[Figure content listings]
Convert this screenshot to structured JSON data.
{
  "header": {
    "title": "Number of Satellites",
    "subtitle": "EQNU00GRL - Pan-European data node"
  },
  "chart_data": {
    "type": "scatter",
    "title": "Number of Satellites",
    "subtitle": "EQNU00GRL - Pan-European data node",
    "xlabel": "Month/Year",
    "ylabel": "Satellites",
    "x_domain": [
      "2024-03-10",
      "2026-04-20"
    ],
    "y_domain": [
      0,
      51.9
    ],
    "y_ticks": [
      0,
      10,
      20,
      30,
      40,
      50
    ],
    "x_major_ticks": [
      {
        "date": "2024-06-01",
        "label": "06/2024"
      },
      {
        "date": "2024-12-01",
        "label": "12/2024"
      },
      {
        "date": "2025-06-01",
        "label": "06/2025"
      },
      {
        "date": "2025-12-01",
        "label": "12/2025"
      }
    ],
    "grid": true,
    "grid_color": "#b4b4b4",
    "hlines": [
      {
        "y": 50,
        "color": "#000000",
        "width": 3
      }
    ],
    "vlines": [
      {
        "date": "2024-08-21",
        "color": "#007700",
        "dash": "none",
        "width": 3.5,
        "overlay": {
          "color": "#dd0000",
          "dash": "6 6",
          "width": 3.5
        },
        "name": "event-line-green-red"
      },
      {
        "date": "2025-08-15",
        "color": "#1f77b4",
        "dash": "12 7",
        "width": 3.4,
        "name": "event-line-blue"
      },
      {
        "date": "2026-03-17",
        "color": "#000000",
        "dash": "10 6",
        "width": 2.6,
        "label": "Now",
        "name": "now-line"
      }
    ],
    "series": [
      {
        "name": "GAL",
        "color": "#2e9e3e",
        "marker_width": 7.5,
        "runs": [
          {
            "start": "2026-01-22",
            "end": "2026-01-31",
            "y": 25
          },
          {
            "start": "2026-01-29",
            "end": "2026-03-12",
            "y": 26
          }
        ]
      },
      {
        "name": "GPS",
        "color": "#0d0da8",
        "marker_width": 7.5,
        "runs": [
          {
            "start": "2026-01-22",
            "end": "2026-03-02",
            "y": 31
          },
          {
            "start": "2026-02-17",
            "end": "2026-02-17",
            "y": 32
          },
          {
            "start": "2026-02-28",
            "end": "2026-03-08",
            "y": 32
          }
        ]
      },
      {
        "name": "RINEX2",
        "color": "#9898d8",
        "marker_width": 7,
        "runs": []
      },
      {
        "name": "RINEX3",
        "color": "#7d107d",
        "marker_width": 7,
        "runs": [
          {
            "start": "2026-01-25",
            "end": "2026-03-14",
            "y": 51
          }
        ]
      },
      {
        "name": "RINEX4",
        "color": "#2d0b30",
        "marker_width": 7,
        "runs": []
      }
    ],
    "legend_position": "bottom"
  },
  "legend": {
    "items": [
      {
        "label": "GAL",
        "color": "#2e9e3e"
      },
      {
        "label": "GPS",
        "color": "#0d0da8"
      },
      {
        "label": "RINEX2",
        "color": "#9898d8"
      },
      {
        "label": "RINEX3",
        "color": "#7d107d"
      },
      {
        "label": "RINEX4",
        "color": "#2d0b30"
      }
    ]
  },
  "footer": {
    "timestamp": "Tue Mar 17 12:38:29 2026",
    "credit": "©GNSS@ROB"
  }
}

> Goal:
Select all lines with the word "node" from the entries above.

> Correct result:
    "subtitle": "EQNU00GRL - Pan-European data node"
    "subtitle": "EQNU00GRL - Pan-European data node",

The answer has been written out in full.